▶ [Figure record listings]:
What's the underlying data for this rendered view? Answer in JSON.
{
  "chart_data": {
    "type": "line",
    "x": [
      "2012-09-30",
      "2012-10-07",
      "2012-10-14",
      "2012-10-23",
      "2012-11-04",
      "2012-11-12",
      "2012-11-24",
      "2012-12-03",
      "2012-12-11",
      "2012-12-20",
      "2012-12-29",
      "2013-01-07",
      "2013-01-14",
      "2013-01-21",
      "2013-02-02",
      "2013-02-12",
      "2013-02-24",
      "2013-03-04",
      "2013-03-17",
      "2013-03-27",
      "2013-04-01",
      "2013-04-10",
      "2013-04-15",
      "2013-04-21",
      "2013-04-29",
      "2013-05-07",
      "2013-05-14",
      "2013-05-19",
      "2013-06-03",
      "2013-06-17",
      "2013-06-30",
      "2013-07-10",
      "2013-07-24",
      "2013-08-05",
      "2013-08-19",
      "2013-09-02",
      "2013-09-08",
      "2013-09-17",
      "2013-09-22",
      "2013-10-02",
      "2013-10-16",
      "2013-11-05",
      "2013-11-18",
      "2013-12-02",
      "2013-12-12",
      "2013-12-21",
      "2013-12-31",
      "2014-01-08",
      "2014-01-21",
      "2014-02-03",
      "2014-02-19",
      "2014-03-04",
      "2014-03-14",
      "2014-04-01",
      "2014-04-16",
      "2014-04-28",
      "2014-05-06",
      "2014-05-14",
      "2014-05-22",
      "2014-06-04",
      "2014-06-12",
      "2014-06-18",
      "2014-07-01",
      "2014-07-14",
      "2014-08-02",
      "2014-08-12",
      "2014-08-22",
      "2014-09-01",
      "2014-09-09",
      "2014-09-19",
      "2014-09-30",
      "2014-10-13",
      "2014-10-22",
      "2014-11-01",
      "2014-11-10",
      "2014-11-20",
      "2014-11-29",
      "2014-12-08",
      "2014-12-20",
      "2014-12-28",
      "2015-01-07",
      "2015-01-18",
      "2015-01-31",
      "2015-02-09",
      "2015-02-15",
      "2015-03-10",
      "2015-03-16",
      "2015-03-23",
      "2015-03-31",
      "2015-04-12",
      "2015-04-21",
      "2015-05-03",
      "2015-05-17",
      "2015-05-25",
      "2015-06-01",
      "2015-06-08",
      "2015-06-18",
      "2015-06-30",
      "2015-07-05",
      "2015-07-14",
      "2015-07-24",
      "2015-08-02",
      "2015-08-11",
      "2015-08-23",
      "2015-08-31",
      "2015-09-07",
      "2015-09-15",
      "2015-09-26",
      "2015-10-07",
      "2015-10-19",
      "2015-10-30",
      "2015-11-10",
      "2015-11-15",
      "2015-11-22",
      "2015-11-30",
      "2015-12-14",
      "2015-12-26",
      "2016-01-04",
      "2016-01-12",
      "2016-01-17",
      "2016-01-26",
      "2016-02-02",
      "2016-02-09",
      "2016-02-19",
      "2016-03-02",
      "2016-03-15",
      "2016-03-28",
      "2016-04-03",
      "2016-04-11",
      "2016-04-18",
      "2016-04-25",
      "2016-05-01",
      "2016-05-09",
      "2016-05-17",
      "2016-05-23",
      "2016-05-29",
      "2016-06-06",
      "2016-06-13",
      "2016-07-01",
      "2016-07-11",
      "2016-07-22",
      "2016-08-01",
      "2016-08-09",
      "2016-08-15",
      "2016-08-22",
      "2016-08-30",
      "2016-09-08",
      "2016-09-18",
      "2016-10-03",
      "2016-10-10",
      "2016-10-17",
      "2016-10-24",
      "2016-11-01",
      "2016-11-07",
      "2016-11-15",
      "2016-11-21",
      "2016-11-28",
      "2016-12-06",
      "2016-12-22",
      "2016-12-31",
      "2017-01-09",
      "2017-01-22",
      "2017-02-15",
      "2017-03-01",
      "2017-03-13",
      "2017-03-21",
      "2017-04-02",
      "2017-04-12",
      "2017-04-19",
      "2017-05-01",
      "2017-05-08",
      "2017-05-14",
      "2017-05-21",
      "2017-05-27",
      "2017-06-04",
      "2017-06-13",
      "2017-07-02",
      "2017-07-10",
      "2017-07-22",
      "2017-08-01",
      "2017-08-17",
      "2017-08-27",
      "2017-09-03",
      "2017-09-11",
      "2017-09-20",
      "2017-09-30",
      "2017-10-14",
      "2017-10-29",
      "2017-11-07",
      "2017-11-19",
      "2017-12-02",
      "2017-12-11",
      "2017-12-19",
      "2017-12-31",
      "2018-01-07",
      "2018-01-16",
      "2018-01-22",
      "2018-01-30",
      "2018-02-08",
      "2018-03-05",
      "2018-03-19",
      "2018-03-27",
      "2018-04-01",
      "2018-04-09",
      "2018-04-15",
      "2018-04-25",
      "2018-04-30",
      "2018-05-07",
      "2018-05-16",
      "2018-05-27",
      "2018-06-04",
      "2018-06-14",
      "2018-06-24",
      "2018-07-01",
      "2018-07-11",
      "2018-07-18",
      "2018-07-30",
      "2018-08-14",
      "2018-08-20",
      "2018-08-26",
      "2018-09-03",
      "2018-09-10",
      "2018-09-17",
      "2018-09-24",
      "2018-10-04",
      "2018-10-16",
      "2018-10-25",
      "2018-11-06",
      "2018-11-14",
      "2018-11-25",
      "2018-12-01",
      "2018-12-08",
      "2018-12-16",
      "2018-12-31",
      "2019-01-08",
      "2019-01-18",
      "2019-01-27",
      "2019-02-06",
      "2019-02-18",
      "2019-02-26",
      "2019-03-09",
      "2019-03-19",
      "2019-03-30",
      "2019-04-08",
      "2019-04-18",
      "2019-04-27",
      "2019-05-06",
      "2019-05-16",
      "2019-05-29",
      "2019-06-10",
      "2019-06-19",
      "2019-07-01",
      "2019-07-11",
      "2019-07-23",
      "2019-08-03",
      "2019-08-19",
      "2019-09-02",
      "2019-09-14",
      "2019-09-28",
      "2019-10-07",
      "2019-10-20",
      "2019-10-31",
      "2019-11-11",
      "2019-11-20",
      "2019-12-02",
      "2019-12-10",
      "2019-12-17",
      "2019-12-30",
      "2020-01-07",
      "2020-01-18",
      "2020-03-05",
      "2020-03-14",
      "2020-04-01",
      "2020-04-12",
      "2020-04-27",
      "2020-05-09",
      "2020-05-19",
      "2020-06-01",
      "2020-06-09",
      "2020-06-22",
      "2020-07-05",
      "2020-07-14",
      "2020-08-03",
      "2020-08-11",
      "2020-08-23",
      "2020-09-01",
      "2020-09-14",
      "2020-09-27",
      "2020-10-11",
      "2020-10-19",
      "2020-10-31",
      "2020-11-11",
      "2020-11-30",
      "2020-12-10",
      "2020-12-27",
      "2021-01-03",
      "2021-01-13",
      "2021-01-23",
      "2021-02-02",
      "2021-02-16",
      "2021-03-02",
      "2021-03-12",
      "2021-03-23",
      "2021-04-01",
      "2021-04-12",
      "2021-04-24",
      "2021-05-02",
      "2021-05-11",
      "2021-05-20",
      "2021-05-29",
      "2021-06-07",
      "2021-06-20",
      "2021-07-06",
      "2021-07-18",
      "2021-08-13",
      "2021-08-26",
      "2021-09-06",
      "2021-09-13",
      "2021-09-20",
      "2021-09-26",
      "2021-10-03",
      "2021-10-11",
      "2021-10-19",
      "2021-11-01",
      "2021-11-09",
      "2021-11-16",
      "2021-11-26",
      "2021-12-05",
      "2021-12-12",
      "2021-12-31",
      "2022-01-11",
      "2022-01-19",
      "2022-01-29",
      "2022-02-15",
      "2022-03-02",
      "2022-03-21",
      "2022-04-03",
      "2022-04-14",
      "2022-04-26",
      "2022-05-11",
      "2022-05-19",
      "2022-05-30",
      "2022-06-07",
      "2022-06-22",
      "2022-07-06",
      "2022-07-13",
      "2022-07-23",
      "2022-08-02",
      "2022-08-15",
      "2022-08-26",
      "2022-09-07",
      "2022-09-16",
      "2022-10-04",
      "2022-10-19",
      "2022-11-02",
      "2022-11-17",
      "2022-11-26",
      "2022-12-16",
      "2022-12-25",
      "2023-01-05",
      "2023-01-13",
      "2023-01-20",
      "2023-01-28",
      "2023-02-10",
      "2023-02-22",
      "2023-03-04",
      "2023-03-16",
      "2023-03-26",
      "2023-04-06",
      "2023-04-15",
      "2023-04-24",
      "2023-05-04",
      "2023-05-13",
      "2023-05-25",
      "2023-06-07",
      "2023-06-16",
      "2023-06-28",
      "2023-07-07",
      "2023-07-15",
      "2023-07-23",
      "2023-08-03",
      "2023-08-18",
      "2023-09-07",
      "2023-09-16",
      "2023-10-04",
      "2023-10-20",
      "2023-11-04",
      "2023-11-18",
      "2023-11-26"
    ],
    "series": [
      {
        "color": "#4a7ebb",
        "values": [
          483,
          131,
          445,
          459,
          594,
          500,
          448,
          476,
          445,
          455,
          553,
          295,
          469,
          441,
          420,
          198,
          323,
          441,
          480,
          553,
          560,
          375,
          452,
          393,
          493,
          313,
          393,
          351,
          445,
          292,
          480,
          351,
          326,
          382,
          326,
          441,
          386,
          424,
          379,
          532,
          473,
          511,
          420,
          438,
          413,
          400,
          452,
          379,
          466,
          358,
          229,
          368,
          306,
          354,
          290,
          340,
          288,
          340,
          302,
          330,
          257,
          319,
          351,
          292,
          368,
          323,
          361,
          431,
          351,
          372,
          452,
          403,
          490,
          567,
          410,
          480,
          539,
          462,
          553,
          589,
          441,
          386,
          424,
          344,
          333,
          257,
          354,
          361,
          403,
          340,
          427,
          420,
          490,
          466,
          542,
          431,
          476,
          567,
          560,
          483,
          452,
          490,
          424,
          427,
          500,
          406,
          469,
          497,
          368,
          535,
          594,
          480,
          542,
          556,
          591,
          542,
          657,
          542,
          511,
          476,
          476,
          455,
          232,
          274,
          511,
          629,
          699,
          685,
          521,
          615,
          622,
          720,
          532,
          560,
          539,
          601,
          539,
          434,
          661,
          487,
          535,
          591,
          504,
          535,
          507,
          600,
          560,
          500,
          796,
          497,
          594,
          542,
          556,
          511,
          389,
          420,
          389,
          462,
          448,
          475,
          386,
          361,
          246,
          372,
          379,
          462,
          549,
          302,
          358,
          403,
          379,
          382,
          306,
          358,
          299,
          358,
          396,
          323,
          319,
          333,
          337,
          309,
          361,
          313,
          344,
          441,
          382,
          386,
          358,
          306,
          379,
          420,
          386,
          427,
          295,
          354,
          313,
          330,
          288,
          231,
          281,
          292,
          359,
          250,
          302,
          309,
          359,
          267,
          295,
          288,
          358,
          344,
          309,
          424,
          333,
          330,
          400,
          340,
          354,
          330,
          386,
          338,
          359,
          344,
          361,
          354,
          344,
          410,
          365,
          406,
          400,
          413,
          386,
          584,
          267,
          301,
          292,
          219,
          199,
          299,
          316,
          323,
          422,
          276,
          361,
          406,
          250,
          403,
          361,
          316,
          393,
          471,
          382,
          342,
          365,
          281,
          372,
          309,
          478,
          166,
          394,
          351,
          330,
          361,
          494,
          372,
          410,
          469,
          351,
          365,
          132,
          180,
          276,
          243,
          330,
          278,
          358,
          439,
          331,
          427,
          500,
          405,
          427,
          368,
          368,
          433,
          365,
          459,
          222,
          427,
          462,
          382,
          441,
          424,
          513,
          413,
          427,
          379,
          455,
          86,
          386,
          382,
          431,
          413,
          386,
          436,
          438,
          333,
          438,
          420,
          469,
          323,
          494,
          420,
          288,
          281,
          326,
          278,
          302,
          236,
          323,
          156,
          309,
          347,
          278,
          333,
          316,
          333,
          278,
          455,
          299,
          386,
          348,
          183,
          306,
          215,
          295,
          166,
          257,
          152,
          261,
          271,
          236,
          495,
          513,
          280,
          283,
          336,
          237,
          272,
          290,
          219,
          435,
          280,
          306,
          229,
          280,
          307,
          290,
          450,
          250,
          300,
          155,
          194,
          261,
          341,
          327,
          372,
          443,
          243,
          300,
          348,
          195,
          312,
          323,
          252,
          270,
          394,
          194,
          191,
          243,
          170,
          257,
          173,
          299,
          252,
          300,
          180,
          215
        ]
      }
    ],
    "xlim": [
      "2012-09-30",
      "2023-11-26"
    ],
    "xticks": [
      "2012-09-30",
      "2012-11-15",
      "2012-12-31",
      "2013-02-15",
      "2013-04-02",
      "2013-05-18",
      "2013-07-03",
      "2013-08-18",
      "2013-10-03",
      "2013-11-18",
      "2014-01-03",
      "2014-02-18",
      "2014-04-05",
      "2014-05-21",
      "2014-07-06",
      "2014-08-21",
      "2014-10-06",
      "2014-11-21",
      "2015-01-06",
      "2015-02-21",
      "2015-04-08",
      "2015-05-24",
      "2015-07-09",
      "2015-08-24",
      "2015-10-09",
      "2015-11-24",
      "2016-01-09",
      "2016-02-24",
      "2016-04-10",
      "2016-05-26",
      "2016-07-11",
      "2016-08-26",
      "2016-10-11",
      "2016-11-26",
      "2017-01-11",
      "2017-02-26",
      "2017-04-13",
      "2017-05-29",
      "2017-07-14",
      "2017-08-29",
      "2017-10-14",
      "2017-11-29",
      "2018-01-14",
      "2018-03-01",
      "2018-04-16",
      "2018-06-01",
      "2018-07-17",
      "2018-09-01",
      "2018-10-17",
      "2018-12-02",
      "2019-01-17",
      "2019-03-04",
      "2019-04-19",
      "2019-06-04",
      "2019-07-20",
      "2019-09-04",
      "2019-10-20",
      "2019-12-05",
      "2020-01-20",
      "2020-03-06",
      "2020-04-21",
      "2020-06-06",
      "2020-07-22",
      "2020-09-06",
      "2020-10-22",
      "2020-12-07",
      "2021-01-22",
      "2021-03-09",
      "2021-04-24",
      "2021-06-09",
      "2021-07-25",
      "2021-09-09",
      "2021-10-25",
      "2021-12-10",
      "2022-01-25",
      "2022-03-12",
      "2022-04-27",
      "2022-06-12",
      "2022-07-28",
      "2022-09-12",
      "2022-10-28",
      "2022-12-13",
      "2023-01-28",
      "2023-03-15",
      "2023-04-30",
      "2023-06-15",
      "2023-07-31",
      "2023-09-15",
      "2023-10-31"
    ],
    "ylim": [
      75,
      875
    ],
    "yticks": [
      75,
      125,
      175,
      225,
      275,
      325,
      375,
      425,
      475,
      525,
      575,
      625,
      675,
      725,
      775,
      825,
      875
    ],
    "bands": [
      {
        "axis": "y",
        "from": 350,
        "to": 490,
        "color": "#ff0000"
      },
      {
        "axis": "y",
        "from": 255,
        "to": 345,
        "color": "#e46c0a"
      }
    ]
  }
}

▶ [Exercise]:
From the data above, copy out every line with the string "color" in it.

▶ [Reply]:
        "color": "#4a7ebb",
        "color": "#ff0000"
        "color": "#e46c0a"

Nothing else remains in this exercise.